Reputation: 660
I'm trying to import the data on this website, but it simply isn't working. It's a simple HTML table, and so should be amenable to the readHTMLTable
function in XML. Please advise.
require(XML)
url = 'https://www.archives.gov/federal-register/electoral-college/allocation.html'
table = readHTMLTable(url,header = T,stringsAsFactors=F)
Upvotes: 0
Views: 508
Reputation: 164
Here is a solution using rvest
package
library(tidyverse)
library(rvest)
read_html("https://www.archives.gov/federal-register/electoral-college/allocation.html") %>% # read the html page
html_nodes("table") %>% # extract nodes which contain a table
.[5] %>% # select the node which contains the relevant table
html_table(trim = T) # extract the table
Upvotes: 1
Reputation: 50718
You can do the following
library(XML)
library(RCurl)
# Read HTML library
URL <- "https://www.archives.gov/federal-register/electoral-college/allocation.html"
lst <- readHTMLTable(getURL(URL))
# Remove NULL elements in lst
lst <- Filter(Negate(is.null), lst)

* STORED DATA:
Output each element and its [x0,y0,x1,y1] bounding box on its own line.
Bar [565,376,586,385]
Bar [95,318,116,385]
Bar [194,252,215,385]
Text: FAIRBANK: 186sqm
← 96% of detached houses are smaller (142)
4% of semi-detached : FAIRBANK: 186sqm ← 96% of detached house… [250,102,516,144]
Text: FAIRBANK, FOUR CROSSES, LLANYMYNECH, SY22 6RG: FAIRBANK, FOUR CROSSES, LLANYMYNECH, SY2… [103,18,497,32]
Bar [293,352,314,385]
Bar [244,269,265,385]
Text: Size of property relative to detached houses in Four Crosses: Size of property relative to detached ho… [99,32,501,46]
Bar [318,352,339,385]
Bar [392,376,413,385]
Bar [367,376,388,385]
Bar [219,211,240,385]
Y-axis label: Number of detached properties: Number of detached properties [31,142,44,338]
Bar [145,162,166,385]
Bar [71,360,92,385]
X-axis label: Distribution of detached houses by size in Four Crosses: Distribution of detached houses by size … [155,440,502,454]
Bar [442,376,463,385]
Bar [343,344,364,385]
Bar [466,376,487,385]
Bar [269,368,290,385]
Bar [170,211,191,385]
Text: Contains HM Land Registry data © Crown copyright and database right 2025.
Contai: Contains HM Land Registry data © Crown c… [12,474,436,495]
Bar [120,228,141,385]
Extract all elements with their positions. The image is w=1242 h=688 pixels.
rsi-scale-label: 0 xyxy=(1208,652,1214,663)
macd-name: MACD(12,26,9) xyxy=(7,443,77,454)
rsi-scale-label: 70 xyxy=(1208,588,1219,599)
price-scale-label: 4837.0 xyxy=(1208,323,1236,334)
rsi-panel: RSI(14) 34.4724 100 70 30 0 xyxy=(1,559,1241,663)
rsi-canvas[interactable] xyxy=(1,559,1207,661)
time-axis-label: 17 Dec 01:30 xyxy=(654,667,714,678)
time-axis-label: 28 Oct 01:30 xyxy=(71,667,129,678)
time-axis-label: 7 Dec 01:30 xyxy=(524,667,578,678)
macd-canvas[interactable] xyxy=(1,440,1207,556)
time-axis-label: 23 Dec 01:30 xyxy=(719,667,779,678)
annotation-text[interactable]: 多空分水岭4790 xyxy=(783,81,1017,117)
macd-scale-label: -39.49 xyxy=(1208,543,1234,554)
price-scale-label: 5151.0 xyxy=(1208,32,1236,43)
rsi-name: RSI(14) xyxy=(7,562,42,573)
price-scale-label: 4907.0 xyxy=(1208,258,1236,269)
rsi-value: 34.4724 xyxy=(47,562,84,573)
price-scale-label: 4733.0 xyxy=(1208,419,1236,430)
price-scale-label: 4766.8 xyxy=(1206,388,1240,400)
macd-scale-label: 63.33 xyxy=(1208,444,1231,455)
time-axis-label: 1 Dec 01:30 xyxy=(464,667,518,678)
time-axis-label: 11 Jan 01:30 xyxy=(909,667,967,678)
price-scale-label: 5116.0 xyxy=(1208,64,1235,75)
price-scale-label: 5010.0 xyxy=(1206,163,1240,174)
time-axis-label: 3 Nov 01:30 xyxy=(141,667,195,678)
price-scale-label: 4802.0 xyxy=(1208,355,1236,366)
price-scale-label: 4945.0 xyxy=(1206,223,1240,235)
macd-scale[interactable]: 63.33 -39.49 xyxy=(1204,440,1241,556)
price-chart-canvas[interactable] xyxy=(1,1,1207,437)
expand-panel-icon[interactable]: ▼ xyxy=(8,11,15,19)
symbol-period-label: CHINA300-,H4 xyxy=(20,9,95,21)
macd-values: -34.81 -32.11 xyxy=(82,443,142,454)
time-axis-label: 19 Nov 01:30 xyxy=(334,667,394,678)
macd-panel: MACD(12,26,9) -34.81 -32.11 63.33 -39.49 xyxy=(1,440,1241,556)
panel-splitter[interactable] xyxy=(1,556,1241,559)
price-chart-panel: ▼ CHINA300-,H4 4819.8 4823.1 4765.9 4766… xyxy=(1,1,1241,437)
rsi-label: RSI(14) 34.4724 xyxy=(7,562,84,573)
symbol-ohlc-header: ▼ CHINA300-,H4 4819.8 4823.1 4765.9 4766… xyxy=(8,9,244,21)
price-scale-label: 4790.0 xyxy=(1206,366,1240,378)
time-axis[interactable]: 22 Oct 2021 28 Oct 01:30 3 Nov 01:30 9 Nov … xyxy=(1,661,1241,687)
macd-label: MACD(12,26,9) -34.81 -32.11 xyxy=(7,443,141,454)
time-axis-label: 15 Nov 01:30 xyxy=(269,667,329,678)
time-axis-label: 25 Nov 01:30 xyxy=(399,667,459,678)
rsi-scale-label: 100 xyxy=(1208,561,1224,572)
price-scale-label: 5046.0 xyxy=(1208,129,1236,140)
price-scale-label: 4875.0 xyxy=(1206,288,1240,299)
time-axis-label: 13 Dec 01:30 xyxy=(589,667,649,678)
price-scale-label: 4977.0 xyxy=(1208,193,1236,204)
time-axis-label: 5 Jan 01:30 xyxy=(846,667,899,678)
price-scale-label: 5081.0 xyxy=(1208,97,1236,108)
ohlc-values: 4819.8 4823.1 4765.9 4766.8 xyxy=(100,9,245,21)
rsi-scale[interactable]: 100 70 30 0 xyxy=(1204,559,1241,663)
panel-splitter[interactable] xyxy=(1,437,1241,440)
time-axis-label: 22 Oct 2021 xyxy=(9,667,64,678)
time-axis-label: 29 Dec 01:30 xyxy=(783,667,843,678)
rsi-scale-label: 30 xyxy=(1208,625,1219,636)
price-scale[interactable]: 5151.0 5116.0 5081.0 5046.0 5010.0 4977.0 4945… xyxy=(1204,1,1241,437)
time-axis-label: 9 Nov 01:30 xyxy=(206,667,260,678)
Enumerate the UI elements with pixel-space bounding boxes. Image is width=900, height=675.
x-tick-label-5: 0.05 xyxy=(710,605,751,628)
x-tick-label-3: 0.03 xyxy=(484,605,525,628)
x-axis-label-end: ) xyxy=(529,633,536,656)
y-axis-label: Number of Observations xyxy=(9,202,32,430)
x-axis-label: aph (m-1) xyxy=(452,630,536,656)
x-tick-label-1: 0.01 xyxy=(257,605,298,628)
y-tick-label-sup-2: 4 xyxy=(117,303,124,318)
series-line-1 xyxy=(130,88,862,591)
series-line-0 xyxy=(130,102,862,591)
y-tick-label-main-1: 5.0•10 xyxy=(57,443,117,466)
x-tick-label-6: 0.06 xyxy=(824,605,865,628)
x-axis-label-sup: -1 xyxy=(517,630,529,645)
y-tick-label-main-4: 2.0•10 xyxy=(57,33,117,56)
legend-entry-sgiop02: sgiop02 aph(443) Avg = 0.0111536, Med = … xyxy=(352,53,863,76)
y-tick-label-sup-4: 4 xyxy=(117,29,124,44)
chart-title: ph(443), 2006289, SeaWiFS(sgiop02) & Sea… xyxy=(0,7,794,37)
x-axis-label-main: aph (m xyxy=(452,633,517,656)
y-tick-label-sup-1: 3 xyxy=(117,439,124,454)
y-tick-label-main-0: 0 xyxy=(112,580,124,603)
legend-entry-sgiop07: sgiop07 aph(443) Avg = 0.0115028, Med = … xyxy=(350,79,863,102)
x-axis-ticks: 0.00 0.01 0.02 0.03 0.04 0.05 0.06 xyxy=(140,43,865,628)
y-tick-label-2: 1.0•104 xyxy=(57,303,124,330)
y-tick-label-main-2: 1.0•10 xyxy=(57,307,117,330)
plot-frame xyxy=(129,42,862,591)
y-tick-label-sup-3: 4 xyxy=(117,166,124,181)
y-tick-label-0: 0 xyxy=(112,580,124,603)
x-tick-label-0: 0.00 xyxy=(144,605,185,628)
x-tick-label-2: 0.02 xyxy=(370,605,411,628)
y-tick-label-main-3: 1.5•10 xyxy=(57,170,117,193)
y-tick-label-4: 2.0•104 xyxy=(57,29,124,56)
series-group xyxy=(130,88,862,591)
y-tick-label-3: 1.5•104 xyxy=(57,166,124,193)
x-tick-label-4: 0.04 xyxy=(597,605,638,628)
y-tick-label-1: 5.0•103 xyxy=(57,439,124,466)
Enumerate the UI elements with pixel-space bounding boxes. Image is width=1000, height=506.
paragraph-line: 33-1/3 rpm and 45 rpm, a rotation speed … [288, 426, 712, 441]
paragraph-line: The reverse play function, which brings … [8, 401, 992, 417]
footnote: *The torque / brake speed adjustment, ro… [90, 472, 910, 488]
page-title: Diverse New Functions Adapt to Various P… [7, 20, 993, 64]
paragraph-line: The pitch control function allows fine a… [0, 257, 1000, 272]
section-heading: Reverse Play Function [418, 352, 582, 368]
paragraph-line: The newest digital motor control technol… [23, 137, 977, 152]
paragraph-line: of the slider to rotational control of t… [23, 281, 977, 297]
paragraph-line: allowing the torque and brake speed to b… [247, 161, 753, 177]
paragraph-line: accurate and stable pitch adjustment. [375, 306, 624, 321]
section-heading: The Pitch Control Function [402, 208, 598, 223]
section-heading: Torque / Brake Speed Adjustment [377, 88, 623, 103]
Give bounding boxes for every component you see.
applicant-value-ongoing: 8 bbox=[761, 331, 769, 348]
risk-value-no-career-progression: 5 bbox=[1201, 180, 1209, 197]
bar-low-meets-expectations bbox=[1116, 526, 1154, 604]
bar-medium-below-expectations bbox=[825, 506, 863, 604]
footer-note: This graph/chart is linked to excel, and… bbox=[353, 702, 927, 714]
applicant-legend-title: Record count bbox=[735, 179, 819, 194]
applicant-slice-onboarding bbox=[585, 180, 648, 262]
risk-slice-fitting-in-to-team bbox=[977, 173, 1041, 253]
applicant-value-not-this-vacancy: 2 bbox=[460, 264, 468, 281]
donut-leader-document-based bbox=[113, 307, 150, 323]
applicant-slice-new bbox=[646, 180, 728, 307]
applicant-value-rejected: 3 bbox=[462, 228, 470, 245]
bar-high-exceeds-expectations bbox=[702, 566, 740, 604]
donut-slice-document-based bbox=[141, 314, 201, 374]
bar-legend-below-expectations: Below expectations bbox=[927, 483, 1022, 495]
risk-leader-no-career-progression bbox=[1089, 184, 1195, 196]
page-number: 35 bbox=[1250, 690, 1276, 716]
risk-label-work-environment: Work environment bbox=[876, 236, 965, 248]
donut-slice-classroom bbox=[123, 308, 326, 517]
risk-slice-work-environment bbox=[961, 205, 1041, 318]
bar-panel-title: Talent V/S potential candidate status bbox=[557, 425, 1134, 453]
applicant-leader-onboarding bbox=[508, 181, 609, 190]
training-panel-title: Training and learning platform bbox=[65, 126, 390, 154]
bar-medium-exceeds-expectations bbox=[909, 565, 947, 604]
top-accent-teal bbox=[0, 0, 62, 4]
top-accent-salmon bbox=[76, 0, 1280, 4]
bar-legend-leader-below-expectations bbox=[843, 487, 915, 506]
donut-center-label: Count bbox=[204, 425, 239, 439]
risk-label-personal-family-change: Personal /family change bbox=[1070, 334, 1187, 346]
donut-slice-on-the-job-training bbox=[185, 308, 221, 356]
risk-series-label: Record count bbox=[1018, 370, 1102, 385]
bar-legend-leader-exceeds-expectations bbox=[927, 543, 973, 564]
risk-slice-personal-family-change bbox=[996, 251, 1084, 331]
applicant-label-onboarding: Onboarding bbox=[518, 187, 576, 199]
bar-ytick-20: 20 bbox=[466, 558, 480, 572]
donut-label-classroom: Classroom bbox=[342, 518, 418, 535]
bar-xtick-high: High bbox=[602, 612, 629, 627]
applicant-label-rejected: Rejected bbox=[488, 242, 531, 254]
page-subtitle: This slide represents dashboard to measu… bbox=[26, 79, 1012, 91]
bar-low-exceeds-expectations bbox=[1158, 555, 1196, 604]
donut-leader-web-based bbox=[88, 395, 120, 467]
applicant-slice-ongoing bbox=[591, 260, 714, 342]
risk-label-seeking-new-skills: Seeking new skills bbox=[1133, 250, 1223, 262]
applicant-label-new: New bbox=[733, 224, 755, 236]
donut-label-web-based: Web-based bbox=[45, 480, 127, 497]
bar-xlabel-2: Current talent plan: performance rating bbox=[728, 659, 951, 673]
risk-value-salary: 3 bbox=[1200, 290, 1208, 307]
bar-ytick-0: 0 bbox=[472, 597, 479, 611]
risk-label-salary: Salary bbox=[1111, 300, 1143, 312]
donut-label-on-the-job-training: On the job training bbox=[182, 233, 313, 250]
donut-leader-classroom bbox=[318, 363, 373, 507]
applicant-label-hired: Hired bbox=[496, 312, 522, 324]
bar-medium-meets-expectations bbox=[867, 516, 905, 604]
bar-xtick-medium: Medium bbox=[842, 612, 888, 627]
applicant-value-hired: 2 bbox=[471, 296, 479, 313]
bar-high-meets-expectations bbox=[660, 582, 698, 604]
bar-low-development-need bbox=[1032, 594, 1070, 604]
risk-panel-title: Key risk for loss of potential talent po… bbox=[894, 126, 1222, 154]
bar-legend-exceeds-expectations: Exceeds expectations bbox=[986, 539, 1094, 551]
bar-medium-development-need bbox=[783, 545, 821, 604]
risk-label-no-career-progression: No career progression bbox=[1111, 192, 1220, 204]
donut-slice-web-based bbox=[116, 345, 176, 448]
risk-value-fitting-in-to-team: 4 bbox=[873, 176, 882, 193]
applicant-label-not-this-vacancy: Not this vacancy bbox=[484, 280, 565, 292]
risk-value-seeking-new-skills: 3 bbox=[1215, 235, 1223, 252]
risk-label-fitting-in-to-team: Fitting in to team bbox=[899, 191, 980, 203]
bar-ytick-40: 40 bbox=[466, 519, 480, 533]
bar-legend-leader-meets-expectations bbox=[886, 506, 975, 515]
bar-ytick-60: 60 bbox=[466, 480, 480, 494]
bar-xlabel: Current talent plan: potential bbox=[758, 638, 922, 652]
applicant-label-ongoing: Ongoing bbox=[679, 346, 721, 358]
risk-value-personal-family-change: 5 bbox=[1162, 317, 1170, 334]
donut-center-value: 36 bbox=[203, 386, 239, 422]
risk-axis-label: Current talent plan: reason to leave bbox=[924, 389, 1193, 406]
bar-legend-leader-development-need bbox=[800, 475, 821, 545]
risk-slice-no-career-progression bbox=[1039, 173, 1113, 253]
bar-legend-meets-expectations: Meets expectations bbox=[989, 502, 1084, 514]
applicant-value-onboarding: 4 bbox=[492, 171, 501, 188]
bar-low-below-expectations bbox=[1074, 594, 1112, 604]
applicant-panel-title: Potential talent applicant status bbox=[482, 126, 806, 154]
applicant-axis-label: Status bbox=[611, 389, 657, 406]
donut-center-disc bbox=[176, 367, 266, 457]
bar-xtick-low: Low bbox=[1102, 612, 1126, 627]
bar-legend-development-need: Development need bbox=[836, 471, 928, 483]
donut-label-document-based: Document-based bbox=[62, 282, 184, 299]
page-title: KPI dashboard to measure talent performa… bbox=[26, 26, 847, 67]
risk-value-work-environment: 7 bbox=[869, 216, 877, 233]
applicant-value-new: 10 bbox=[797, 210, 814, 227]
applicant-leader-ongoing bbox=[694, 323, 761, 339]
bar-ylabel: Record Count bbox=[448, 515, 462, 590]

* WHAT YOU WILL DO:
1: Reproduce the part of the thread on reading an HTML table into R from "# Read HTML" to "<- Filter(Negate(is.null), lst)", character for character.
2: Pick up the thread on reading an HTML table into R after its last line and continue it.

* SET OF ANSWERS:
1:
# Read HTML library
URL <- "https://www.archives.gov/federal-register/electoral-college/allocation.html"
lst <- readHTMLTable(getURL(URL))
# Remove NULL elements in lst
lst <- Filter(Negate(is.null), lst)

2:
Upon inspection we see that the main table is element 4 in lst
df <- lst[[4]]
df
# State Number of Electoral Votes
#1 Alabama 9
#2 Alaska 3
#3 Arizona 11
#4 Arkansas 6
#5 California 55
#6 Colorado 9
#7 Connecticut 7
#8 Delaware 3
#9 District of Columbia 3
#10 Florida 29
#11 Georgia 16
#12 Hawaii 4
#13 Idaho 4
#14 Illinois 20
#15 Indiana 11
#16 Iowa 6
#17 Kansas 6
#18 Kentucky 8
#19 Louisiana 8
#20 Maine 4
#21 Maryland 10
#22 Massachusetts 11
#23 Michigan 16
#24 Minnesota 10
#25 Mississippi 6
#26 Missouri 10
#27 Montana 3
#28 Nebraska 5
#29 Nevada 6
#30 New Hampshire 4
#31 New Jersey 14
#32 New Mexico 5
#33 New York 29
#34 North Carolina 15
#35 North Dakota 3
#36 Ohio 18
#37 Oklahoma 7
#38 Oregon 7
#39 Pennsylvania 20
#40 Rhode Island 4
#41 South Carolina 9
#42 South Dakota 3
#43 Tennessee 11
#44 Texas 38
#45 Utah 6
#46 Vermont 3
#47 Virginia 13
#48 Washington 12
#49 West Virginia 5
#50 Wisconsin 10
#51 Wyoming 3
The reason why your approach does not work is because url()
which gets called when using readHTMLTable
with an URL can't download from https. So you need to use RCurl
to download the file first.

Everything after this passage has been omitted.